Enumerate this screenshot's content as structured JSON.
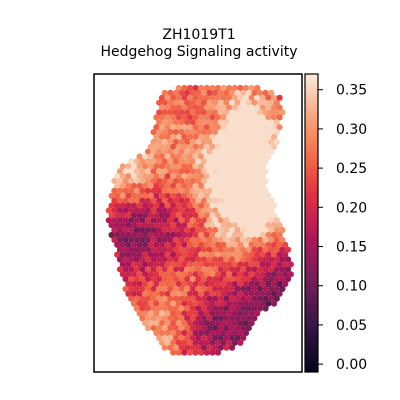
{
  "chart_data": {
    "type": "scatter",
    "subtype": "spatial-hexbin",
    "title_line1": "ZH1019T1",
    "title_line2": "Hedgehog Signaling activity",
    "xlabel": "",
    "ylabel": "",
    "grid": false,
    "colormap": "rocket",
    "colorbar": {
      "vmin": -0.01,
      "vmax": 0.37,
      "ticks": [
        0.0,
        0.05,
        0.1,
        0.15,
        0.2,
        0.25,
        0.3,
        0.35
      ],
      "tick_labels": [
        "0.00",
        "0.05",
        "0.10",
        "0.15",
        "0.20",
        "0.25",
        "0.30",
        "0.35"
      ]
    },
    "value_mean": 0.21,
    "value_min": -0.005,
    "value_max": 0.36
  }
}
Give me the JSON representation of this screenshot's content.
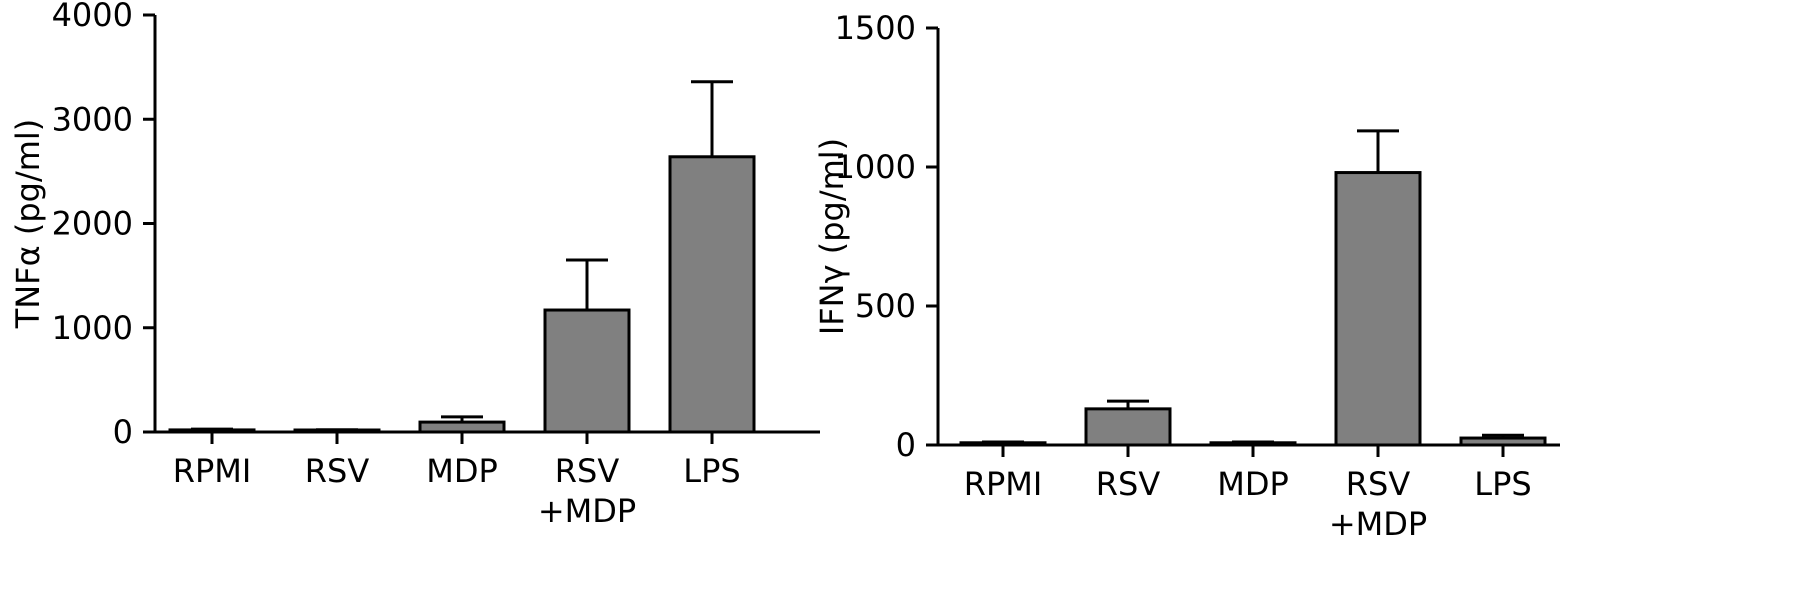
{
  "colors": {
    "bar": "#808080",
    "axis": "#000000"
  },
  "chart_data": [
    {
      "type": "bar",
      "title": "",
      "xlabel": "",
      "ylabel": "TNFα (pg/ml)",
      "ylim": [
        0,
        4000
      ],
      "yticks": [
        "0",
        "1000",
        "2000",
        "3000",
        "4000"
      ],
      "categories": [
        [
          "RPMI"
        ],
        [
          "RSV"
        ],
        [
          "MDP"
        ],
        [
          "RSV",
          "+MDP"
        ],
        [
          "LPS"
        ]
      ],
      "values": [
        20,
        15,
        95,
        1170,
        2640
      ],
      "errors": [
        8,
        6,
        50,
        480,
        720
      ],
      "grid": false,
      "legend": "none"
    },
    {
      "type": "bar",
      "title": "",
      "xlabel": "",
      "ylabel": "IFNγ (pg/ml)",
      "ylim": [
        0,
        1500
      ],
      "yticks": [
        "0",
        "500",
        "1000",
        "1500"
      ],
      "categories": [
        [
          "RPMI"
        ],
        [
          "RSV"
        ],
        [
          "MDP"
        ],
        [
          "RSV",
          "+MDP"
        ],
        [
          "LPS"
        ]
      ],
      "values": [
        8,
        130,
        8,
        980,
        25
      ],
      "errors": [
        3,
        28,
        3,
        150,
        10
      ],
      "grid": false,
      "legend": "none"
    }
  ]
}
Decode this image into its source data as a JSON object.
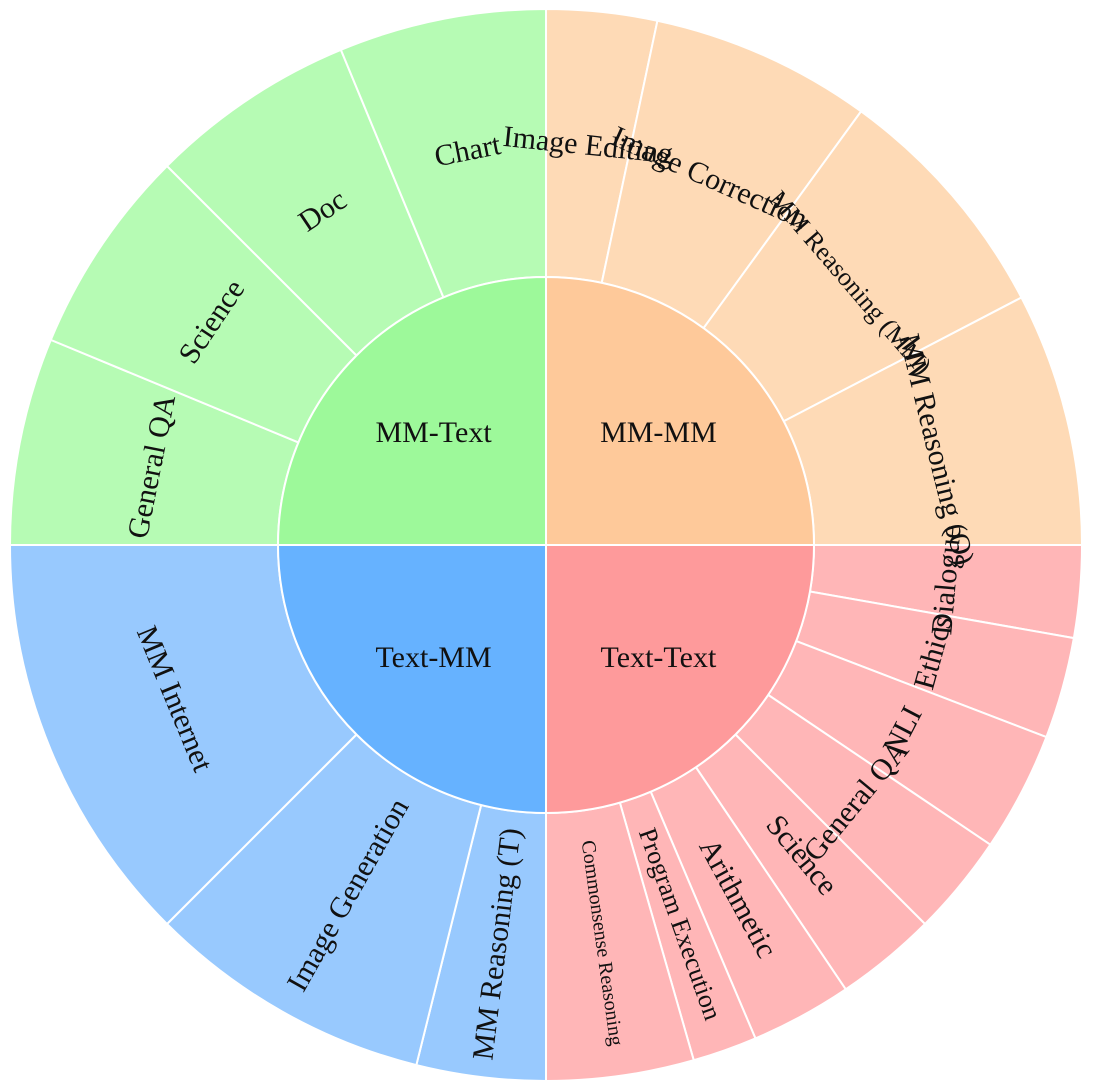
{
  "chart_data": {
    "type": "sunburst",
    "title": "",
    "groups": [
      {
        "name": "MM-Text",
        "color": "#9df99a",
        "child_color": "#b6fbb4",
        "children": [
          {
            "name": "General QA",
            "value": 22.5
          },
          {
            "name": "Science",
            "value": 22.5
          },
          {
            "name": "Doc",
            "value": 22.5
          },
          {
            "name": "Chart",
            "value": 22.5
          }
        ]
      },
      {
        "name": "MM-MM",
        "color": "#fec99a",
        "child_color": "#fedab6",
        "children": [
          {
            "name": "Image Editing",
            "value": 12
          },
          {
            "name": "Image Correction",
            "value": 24
          },
          {
            "name": "MM Reasoning (MM)",
            "value": 26.5
          },
          {
            "name": "MM Reasoning (O)",
            "value": 27.5
          }
        ]
      },
      {
        "name": "Text-Text",
        "color": "#fe9a9b",
        "child_color": "#ffb6b7",
        "children": [
          {
            "name": "Dialogue",
            "value": 10
          },
          {
            "name": "Ethics",
            "value": 11
          },
          {
            "name": "NLI",
            "value": 13
          },
          {
            "name": "General QA",
            "value": 11
          },
          {
            "name": "Science",
            "value": 11
          },
          {
            "name": "Arithmetic",
            "value": 11
          },
          {
            "name": "Program Execution",
            "value": 7
          },
          {
            "name": "Commonsense Reasoning",
            "value": 16
          }
        ]
      },
      {
        "name": "Text-MM",
        "color": "#66b2ff",
        "child_color": "#98c9fe",
        "children": [
          {
            "name": "MM Reasoning (T)",
            "value": 14
          },
          {
            "name": "Image Generation",
            "value": 31
          },
          {
            "name": "MM Internet",
            "value": 45
          }
        ]
      }
    ]
  }
}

+++++

Omit pictures; set down the rest of the material word for word.

FINAL ANSWER:
Enumerate this screenshot's content as structured JSON.
{
  "chart_data": {
    "type": "scatter",
    "subtype": "spatial-hexbin",
    "title_line1": "ZH1019T1",
    "title_line2": "Hedgehog Signaling activity",
    "xlabel": "",
    "ylabel": "",
    "grid": false,
    "colormap": "rocket",
    "colorbar": {
      "vmin": -0.01,
      "vmax": 0.37,
      "ticks": [
        0.0,
        0.05,
        0.1,
        0.15,
        0.2,
        0.25,
        0.3,
        0.35
      ],
      "tick_labels": [
        "0.00",
        "0.05",
        "0.10",
        "0.15",
        "0.20",
        "0.25",
        "0.30",
        "0.35"
      ]
    },
    "value_mean": 0.21,
    "value_min": -0.005,
    "value_max": 0.36
  }
}
Give me the JSON representation of this screenshot's content.
{
  "colors": {
    "bar": "#808080",
    "axis": "#000000"
  },
  "chart_data": [
    {
      "type": "bar",
      "title": "",
      "xlabel": "",
      "ylabel": "TNFα (pg/ml)",
      "ylim": [
        0,
        4000
      ],
      "yticks": [
        "0",
        "1000",
        "2000",
        "3000",
        "4000"
      ],
      "categories": [
        [
          "RPMI"
        ],
        [
          "RSV"
        ],
        [
          "MDP"
        ],
        [
          "RSV",
          "+MDP"
        ],
        [
          "LPS"
        ]
      ],
      "values": [
        20,
        15,
        95,
        1170,
        2640
      ],
      "errors": [
        8,
        6,
        50,
        480,
        720
      ],
      "grid": false,
      "legend": "none"
    },
    {
      "type": "bar",
      "title": "",
      "xlabel": "",
      "ylabel": "IFNγ (pg/ml)",
      "ylim": [
        0,
        1500
      ],
      "yticks": [
        "0",
        "500",
        "1000",
        "1500"
      ],
      "categories": [
        [
          "RPMI"
        ],
        [
          "RSV"
        ],
        [
          "MDP"
        ],
        [
          "RSV",
          "+MDP"
        ],
        [
          "LPS"
        ]
      ],
      "values": [
        8,
        130,
        8,
        980,
        25
      ],
      "errors": [
        3,
        28,
        3,
        150,
        10
      ],
      "grid": false,
      "legend": "none"
    }
  ]
}
Decode this image into its source data as a JSON object.
{
  "chart_data": {
    "type": "sunburst",
    "title": "",
    "groups": [
      {
        "name": "MM-Text",
        "color": "#9df99a",
        "child_color": "#b6fbb4",
        "children": [
          {
            "name": "General QA",
            "value": 22.5
          },
          {
            "name": "Science",
            "value": 22.5
          },
          {
            "name": "Doc",
            "value": 22.5
          },
          {
            "name": "Chart",
            "value": 22.5
          }
        ]
      },
      {
        "name": "MM-MM",
        "color": "#fec99a",
        "child_color": "#fedab6",
        "children": [
          {
            "name": "Image Editing",
            "value": 12
          },
          {
            "name": "Image Correction",
            "value": 24
          },
          {
            "name": "MM Reasoning (MM)",
            "value": 26.5
          },
          {
            "name": "MM Reasoning (O)",
            "value": 27.5
          }
        ]
      },
      {
        "name": "Text-Text",
        "color": "#fe9a9b",
        "child_color": "#ffb6b7",
        "children": [
          {
            "name": "Dialogue",
            "value": 10
          },
          {
            "name": "Ethics",
            "value": 11
          },
          {
            "name": "NLI",
            "value": 13
          },
          {
            "name": "General QA",
            "value": 11
          },
          {
            "name": "Science",
            "value": 11
          },
          {
            "name": "Arithmetic",
            "value": 11
          },
          {
            "name": "Program Execution",
            "value": 7
          },
          {
            "name": "Commonsense Reasoning",
            "value": 16
          }
        ]
      },
      {
        "name": "Text-MM",
        "color": "#66b2ff",
        "child_color": "#98c9fe",
        "children": [
          {
            "name": "MM Reasoning (T)",
            "value": 14
          },
          {
            "name": "Image Generation",
            "value": 31
          },
          {
            "name": "MM Internet",
            "value": 45
          }
        ]
      }
    ]
  }
}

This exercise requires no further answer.